— Start QUOTED PASSAGE —
Ask HN: Great books for teenager age 15 - tmaly

I am trying to supplement my nephew's education with books to expand his mind into other subjects. Public school is not cutting it.  Do you have recommendations for books that inspired or helped you during the teenage period of your life?  So far I have had him read Thinking as a Science by Hazlitt. How to win friends and Influence People by Carnegie. Also started him on the online inventwithpython.com programming book.
======
drKarl
Let him explore his own interests. The most important is that he gets into the
habit of reading and enjoys the experience that books provide, so it doesn't
matter if he reads sci-fi, fantasy, philosophy, science books. You can of
course recommend him some books, genre or author, but it should be his
decision wether to read them or not. You could recommend him some divulgation
books like "A brief history of Time" by Stephen Hawking, "Parallel Universes"
— End QUOTED PASSAGE —
> **BRIEF A**
Please print the part of the book-recommendation thread between "I am trying" and "inventwithpython.com programming book.", inclusive.
The thread and the listing are unrelated to each other.
— Start SUPPLIED MATERIAL —
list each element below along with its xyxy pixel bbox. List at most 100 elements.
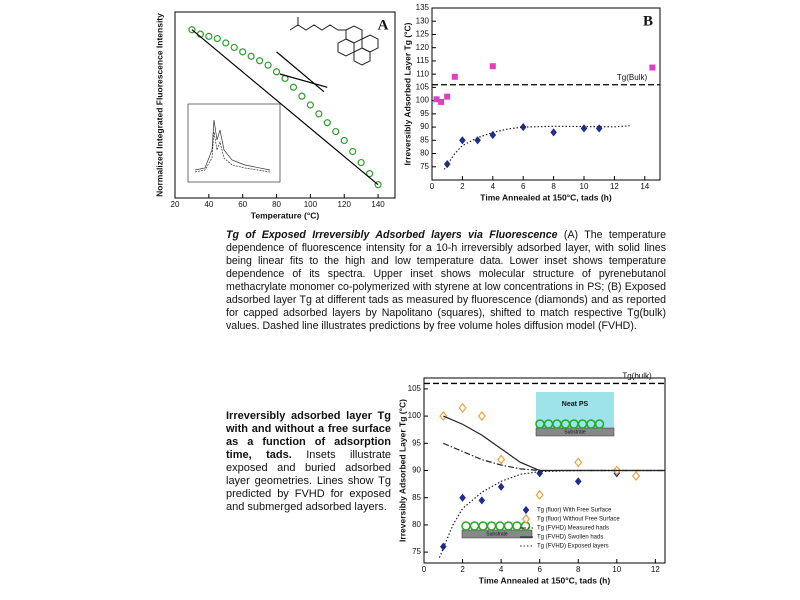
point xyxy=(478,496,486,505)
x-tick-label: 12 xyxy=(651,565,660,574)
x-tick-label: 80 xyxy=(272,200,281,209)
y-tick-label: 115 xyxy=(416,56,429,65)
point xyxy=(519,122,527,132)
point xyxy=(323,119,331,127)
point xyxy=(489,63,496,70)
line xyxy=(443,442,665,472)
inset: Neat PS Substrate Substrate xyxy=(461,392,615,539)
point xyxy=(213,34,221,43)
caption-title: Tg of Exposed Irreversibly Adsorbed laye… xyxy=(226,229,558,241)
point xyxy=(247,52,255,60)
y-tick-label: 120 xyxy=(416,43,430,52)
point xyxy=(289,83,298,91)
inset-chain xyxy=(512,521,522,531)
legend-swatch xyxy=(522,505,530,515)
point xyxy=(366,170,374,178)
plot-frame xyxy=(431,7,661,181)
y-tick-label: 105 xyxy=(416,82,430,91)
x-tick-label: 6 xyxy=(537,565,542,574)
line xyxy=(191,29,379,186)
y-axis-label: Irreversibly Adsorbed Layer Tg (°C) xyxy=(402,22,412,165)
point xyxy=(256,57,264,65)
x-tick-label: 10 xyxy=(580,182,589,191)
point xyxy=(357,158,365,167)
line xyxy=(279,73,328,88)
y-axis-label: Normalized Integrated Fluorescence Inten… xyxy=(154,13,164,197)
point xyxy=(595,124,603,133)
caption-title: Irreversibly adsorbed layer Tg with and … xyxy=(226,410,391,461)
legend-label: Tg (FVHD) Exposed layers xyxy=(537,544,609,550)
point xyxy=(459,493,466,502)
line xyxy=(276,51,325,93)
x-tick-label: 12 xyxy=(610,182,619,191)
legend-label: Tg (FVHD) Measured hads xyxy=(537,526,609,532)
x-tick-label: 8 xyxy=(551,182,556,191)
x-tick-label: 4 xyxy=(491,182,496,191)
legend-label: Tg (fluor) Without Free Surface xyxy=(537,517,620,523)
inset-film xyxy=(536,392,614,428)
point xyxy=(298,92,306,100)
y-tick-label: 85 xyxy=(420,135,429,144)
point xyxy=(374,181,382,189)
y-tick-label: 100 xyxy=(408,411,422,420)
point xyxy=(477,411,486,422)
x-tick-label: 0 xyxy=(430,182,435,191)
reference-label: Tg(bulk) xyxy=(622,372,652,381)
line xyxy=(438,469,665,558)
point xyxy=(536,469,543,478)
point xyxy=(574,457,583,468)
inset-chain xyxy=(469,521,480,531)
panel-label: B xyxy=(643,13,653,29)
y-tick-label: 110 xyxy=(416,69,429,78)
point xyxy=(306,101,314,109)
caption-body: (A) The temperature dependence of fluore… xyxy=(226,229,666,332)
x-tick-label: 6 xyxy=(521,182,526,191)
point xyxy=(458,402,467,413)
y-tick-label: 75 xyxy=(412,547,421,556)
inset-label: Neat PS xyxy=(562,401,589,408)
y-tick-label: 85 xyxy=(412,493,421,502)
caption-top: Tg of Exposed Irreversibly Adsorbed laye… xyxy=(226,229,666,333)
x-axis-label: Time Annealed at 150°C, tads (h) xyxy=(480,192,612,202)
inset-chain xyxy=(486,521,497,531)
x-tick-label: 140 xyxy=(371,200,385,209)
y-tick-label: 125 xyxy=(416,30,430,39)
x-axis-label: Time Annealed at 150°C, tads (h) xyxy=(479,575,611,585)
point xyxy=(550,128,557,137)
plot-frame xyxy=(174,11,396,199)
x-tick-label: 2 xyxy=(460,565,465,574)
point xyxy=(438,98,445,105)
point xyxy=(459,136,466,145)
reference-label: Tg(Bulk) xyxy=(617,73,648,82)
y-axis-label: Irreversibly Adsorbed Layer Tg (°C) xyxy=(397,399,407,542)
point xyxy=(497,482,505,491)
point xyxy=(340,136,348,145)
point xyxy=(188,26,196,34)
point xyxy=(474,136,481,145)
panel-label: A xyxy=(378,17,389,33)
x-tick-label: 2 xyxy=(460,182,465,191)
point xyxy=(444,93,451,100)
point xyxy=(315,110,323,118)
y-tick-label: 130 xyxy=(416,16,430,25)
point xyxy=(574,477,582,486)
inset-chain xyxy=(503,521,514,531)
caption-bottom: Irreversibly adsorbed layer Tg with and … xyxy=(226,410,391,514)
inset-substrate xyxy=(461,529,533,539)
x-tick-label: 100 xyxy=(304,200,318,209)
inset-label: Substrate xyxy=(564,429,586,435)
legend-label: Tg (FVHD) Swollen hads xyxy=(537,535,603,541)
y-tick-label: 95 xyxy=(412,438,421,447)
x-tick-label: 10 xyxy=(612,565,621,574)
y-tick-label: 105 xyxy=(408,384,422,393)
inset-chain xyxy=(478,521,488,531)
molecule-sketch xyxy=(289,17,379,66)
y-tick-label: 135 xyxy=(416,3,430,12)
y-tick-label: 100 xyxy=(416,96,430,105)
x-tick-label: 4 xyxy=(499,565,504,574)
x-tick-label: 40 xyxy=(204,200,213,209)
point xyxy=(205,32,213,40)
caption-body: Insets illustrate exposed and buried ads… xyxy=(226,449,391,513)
— End SUPPLIED MATERIAL —
— Start SUPPLIED MATERIAL —
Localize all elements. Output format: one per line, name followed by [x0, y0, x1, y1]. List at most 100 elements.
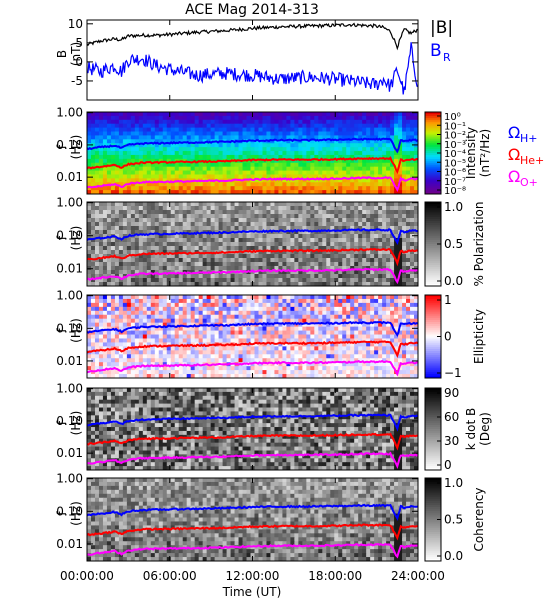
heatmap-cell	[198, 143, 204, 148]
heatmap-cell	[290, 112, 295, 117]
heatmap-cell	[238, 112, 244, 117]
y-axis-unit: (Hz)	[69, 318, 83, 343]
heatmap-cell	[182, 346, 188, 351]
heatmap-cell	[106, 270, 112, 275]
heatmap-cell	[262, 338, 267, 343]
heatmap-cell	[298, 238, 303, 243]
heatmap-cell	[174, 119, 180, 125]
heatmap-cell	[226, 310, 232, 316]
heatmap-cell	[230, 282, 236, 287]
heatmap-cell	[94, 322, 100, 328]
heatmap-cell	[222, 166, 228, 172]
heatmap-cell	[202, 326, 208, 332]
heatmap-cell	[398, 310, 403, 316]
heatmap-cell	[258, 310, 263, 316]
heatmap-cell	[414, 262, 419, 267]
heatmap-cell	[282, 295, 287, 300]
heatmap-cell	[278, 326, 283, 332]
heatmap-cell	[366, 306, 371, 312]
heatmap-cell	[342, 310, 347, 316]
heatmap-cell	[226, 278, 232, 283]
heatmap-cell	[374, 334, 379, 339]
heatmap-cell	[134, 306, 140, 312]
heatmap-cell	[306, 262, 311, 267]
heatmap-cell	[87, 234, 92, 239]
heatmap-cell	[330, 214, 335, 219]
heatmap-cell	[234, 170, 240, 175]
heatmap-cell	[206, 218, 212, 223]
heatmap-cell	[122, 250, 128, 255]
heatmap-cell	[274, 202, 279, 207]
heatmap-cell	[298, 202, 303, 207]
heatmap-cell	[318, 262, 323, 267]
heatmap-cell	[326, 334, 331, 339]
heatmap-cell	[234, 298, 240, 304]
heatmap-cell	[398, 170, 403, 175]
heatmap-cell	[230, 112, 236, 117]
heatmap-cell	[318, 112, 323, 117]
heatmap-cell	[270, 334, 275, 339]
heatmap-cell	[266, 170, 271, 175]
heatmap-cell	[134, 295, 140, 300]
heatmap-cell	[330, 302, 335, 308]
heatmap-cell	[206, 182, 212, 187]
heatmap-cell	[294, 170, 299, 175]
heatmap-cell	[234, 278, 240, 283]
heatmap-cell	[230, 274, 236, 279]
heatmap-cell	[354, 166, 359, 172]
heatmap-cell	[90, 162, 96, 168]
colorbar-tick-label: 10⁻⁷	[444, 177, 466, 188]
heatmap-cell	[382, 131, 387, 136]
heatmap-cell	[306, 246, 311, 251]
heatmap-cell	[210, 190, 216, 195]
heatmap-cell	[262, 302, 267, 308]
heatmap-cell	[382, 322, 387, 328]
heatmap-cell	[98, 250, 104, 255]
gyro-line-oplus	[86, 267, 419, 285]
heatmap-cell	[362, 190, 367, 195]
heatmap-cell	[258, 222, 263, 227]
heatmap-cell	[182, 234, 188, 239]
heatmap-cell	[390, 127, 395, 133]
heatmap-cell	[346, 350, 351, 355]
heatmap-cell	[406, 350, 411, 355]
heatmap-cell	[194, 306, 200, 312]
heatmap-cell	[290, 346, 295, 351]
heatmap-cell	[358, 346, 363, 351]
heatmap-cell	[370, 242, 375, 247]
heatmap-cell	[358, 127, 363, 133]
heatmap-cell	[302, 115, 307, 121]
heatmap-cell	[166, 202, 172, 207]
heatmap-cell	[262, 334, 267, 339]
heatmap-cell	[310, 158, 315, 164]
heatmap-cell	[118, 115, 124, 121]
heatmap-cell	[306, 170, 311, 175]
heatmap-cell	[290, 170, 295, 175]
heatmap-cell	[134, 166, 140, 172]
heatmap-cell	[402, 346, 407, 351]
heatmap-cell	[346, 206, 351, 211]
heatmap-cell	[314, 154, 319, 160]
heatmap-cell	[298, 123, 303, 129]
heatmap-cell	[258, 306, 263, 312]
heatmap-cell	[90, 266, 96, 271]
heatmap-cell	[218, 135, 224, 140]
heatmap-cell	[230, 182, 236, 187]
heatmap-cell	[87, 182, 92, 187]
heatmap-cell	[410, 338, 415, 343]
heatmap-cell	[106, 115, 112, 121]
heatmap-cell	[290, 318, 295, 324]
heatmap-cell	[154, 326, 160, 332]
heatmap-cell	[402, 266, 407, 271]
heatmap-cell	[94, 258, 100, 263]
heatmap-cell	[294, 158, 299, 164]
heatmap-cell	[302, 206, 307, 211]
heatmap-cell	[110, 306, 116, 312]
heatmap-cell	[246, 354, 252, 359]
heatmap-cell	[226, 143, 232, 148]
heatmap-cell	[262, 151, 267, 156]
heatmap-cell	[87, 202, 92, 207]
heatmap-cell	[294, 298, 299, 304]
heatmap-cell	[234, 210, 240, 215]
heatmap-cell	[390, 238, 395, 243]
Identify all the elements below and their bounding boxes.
— End SUPPLIED MATERIAL —
— Start SUPPLIED MATERIAL —
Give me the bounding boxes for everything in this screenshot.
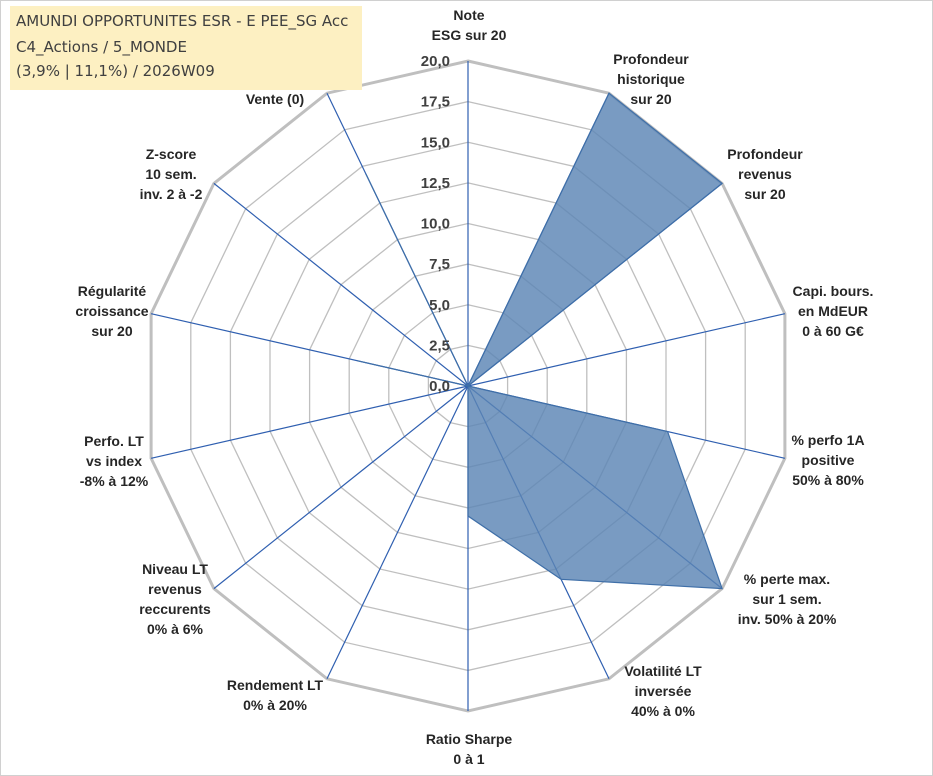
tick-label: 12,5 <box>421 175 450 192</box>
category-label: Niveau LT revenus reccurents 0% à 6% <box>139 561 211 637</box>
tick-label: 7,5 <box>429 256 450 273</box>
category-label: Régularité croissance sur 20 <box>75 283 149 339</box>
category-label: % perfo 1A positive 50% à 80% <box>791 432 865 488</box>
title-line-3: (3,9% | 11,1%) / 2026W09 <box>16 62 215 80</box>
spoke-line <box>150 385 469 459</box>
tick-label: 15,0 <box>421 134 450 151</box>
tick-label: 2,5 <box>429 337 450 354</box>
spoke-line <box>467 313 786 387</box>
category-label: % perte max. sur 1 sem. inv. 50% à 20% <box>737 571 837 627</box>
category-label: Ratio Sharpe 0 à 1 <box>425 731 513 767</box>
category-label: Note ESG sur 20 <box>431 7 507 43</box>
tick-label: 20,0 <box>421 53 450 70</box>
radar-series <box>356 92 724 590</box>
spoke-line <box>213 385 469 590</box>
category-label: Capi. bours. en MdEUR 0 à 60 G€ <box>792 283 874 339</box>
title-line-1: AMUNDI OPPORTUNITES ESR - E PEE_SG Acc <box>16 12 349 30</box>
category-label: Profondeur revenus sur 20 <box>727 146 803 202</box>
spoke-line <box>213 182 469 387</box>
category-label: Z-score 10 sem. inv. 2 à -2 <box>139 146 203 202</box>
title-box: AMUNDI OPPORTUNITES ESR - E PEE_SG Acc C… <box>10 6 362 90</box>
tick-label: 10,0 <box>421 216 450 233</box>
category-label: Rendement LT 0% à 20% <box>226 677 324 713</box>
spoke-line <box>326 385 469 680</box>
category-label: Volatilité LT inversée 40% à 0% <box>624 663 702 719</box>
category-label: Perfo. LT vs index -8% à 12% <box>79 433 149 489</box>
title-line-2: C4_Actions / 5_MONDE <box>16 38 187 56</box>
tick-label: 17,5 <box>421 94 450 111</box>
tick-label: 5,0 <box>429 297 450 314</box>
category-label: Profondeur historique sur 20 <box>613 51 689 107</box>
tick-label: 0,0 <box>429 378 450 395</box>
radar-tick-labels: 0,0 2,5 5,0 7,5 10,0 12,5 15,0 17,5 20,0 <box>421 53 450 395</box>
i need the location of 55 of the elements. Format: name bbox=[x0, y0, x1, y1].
— End SUPPLIED MATERIAL —
> **BRIEF B**
Update the listing lines between the lines holding "tick-label: 12,5 <box>421 175 450 192</box>" and "category-label: % perfo", inclusive, replacing "category-label" with "axis-label" and changing nothing else. Give back only those lines.

> **FINAL ANSWER A**
I am trying to supplement my nephew's education with books to expand his mind into other subjects. Public school is not cutting it.  Do you have recommendations for books that inspired or helped you during the teenage period of your life?  So far I have had him read Thinking as a Science by Hazlitt. How to win friends and Influence People by Carnegie. Also started him on the online inventwithpython.com programming book.

> **FINAL ANSWER B**
tick-label: 12,5 <box>421 175 450 192</box>
axis-label: Niveau LT revenus reccurents 0% à 6% <box>139 561 211 637</box>
tick-label: 7,5 <box>429 256 450 273</box>
axis-label: Régularité croissance sur 20 <box>75 283 149 339</box>
axis-label: % perfo 1A positive 50% à 80% <box>791 432 865 488</box>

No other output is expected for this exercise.